- TO DO:
Track down the lines that contain "BTCUSD" and copy them.

— start of THE RECORDS —

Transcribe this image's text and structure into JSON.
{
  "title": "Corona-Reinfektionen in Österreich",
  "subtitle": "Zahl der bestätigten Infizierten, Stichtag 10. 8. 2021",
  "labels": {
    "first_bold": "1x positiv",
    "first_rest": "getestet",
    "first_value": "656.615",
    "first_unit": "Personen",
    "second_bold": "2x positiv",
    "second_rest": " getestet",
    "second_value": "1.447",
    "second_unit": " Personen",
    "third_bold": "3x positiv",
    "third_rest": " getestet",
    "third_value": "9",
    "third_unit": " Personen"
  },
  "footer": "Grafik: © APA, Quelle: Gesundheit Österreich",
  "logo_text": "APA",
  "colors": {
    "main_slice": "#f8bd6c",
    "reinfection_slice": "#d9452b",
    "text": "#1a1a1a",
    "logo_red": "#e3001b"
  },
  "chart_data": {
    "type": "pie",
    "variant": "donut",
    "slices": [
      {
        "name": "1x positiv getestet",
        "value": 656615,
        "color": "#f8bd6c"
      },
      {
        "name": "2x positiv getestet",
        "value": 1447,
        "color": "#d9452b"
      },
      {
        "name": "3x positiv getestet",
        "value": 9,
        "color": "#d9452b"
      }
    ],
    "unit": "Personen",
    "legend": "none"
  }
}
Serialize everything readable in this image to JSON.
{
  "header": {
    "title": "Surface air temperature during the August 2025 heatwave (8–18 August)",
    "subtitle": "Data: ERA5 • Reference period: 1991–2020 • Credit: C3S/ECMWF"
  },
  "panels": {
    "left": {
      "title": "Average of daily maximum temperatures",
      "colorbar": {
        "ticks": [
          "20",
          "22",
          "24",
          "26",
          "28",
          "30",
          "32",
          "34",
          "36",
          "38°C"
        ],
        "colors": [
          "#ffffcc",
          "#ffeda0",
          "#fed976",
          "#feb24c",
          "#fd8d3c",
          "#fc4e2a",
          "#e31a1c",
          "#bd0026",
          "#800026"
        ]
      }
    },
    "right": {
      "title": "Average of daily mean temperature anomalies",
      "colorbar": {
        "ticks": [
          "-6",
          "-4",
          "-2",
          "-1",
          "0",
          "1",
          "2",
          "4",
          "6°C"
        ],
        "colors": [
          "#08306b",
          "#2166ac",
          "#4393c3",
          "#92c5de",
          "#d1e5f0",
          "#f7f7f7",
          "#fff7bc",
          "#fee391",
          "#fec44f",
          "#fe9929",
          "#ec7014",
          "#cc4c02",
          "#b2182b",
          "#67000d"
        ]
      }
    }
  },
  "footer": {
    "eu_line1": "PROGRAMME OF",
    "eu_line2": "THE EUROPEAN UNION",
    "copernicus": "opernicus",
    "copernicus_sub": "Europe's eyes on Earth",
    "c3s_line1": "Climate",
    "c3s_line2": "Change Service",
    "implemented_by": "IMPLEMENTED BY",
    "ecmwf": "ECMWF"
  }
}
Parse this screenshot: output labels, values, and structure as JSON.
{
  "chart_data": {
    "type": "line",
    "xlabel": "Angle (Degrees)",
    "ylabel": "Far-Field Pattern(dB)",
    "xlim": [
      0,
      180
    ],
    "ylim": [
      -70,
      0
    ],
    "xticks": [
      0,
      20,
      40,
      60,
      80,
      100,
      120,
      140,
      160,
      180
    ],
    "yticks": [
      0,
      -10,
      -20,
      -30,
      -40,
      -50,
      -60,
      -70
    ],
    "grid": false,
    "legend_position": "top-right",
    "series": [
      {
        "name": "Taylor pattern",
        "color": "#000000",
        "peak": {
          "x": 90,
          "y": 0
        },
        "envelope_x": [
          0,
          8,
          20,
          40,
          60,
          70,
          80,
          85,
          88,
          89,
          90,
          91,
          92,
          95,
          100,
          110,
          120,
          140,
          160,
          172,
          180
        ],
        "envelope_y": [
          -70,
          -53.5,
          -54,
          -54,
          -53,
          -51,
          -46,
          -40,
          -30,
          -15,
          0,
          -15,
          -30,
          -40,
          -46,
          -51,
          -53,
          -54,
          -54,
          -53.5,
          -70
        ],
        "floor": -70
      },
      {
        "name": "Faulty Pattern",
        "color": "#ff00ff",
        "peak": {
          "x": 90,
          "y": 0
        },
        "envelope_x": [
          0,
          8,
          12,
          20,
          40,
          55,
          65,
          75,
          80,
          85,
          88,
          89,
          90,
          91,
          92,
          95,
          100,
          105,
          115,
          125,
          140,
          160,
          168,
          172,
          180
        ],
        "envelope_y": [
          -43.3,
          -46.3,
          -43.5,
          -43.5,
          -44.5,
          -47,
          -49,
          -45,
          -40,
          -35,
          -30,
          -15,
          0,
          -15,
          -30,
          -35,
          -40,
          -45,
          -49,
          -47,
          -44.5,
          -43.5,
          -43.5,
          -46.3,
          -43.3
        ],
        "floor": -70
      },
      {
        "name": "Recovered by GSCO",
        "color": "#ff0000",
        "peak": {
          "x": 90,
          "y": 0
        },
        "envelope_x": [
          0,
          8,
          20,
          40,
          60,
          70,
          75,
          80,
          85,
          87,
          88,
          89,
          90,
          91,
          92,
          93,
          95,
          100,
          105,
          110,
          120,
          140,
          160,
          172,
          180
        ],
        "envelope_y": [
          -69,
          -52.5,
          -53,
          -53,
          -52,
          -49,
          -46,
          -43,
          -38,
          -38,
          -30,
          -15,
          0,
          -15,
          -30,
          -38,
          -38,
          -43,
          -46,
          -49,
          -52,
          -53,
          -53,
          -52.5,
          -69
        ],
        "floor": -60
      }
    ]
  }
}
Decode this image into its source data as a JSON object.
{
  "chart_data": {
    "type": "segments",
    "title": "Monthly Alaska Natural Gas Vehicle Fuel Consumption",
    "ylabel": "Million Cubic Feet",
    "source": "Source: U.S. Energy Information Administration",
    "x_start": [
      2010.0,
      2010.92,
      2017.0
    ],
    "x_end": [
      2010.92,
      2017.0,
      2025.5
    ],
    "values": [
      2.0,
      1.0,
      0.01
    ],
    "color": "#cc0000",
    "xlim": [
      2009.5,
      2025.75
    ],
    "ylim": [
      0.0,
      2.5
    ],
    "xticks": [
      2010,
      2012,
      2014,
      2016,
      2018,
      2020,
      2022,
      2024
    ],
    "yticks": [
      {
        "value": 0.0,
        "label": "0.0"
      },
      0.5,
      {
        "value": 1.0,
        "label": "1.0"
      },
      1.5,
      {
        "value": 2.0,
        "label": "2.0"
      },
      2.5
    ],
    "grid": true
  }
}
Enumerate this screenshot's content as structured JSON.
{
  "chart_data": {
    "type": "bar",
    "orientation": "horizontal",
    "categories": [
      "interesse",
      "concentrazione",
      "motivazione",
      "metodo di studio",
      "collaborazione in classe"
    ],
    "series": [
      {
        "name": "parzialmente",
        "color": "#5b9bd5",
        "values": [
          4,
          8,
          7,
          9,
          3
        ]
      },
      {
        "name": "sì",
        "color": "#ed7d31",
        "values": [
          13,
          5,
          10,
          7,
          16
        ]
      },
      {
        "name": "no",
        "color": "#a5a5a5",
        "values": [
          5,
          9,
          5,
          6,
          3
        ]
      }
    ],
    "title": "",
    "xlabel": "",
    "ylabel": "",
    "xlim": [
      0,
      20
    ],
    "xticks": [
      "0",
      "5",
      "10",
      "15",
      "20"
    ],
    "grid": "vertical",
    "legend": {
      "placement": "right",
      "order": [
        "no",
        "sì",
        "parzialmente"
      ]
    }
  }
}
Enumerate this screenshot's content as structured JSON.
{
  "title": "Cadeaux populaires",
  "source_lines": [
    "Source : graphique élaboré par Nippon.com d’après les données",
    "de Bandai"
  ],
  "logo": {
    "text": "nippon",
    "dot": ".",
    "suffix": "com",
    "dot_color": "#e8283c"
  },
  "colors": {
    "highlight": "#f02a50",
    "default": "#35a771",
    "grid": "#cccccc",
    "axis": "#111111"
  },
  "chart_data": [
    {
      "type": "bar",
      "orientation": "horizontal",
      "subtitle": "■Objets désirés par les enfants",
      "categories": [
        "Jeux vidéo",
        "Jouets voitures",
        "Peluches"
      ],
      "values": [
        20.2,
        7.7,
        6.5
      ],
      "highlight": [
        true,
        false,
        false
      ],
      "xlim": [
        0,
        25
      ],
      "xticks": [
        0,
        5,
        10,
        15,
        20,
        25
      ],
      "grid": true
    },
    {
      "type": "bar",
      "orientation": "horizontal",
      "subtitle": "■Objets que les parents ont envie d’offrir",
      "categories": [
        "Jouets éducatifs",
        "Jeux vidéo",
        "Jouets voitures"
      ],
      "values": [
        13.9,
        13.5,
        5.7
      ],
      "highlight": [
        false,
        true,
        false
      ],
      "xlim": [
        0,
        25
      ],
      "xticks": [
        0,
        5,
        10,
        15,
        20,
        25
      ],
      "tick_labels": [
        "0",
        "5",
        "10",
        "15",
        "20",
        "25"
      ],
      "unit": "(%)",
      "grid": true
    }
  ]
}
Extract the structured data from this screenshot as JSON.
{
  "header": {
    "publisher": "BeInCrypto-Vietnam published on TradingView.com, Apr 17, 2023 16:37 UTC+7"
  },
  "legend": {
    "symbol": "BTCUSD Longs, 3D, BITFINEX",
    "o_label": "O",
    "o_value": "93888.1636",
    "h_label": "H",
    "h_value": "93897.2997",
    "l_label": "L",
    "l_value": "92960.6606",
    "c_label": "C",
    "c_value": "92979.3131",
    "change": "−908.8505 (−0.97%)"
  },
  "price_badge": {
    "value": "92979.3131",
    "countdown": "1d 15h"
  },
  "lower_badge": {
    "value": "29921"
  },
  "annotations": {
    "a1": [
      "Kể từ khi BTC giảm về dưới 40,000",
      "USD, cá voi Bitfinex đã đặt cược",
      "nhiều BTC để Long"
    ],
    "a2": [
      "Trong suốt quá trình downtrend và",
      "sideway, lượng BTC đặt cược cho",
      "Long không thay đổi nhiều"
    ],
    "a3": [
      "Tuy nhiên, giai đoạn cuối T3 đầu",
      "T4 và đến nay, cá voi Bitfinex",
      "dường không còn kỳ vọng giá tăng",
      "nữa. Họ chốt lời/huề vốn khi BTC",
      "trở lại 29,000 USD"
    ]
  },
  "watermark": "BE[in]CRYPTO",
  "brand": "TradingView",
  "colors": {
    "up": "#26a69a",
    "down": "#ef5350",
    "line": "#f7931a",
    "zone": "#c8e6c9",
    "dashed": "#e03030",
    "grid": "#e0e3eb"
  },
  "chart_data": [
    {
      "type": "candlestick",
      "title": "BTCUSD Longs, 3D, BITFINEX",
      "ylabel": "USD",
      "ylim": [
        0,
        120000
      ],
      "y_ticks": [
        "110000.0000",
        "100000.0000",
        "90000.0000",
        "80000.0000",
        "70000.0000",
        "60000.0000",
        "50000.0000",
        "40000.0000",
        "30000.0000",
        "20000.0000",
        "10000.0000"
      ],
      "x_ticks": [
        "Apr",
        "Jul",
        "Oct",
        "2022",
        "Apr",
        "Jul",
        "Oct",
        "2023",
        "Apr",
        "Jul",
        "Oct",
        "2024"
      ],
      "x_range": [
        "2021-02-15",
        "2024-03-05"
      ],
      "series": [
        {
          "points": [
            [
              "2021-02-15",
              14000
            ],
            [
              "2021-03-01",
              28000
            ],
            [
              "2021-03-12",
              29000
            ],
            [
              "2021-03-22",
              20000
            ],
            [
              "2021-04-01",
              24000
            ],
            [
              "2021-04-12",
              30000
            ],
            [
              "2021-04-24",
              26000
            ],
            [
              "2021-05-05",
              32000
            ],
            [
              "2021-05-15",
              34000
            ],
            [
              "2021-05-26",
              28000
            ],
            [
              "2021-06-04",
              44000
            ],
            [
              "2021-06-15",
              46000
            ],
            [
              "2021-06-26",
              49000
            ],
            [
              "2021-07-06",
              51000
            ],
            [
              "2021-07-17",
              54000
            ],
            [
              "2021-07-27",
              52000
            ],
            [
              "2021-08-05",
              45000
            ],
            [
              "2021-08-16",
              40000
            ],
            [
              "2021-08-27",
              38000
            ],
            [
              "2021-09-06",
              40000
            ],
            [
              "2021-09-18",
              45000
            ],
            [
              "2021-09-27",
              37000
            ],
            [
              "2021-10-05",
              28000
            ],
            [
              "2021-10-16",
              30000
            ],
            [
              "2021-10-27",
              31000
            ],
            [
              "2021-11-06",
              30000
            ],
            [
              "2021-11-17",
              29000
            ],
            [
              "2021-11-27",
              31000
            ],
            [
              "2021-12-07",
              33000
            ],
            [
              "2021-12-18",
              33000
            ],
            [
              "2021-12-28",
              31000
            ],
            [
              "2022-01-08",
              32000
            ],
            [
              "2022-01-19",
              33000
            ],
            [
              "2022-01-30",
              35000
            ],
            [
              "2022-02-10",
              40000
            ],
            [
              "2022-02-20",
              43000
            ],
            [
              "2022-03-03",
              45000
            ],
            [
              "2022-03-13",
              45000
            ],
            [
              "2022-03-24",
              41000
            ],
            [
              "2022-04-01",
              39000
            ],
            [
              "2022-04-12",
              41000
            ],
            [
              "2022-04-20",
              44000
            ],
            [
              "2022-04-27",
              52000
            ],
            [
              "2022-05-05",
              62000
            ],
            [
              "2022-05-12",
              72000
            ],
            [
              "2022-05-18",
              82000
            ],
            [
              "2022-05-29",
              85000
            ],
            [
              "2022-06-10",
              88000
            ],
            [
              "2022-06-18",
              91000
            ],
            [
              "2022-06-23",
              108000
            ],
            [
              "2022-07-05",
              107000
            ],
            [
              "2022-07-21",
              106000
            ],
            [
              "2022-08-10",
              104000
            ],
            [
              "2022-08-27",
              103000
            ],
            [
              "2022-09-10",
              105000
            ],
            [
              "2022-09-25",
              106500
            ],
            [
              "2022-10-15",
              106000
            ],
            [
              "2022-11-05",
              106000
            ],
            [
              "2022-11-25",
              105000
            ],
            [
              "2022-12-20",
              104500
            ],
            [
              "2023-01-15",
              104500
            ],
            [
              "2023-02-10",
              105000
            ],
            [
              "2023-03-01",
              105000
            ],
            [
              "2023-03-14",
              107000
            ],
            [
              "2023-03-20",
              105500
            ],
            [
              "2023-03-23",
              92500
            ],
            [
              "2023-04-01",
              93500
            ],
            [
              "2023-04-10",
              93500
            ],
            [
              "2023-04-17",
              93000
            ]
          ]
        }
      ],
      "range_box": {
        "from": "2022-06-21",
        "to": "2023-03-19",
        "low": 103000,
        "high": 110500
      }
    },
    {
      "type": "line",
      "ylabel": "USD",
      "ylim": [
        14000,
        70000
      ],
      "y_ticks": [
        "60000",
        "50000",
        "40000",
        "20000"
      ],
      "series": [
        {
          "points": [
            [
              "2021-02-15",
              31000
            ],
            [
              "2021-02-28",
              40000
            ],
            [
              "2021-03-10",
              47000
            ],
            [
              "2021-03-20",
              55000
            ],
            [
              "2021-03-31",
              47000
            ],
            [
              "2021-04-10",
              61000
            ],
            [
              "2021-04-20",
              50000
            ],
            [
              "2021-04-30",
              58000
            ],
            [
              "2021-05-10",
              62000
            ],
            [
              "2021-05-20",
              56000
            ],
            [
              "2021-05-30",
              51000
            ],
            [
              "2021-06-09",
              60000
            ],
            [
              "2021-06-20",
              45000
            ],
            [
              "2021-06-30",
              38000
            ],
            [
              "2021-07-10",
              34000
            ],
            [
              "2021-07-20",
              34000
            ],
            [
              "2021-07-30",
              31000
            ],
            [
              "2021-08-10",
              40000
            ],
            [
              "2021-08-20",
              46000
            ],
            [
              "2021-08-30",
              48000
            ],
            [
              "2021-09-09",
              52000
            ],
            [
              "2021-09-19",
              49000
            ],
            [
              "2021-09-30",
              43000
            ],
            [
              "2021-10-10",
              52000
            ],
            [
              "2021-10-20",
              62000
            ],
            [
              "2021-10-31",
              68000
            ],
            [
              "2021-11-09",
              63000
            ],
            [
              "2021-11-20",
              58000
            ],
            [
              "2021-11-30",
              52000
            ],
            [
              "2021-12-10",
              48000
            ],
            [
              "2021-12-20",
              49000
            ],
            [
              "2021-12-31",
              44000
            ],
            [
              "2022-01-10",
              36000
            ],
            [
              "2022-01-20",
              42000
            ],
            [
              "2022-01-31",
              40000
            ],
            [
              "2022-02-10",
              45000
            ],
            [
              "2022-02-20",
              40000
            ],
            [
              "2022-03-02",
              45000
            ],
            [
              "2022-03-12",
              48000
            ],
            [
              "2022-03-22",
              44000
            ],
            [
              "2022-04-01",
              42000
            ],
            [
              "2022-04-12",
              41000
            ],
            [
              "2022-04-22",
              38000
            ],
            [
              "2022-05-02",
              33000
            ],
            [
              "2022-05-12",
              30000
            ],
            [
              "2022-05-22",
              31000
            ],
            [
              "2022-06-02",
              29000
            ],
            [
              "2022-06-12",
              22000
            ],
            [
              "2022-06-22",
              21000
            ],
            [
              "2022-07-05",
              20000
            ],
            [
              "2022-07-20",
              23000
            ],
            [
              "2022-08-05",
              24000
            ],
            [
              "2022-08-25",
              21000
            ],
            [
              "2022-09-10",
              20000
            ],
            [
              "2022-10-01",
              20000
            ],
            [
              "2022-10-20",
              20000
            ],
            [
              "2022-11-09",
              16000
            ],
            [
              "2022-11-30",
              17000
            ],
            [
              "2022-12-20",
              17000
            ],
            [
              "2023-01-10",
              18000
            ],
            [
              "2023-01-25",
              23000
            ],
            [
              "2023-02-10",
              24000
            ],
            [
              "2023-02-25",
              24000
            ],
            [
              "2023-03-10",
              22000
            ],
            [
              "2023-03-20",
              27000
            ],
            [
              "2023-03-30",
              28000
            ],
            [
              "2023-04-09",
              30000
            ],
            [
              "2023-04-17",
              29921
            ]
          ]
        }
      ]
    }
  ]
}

— end of THE RECORDS —

- RESULT BELOW:
    "symbol": "BTCUSD Longs, 3D, BITFINEX",
      "title": "BTCUSD Longs, 3D, BITFINEX",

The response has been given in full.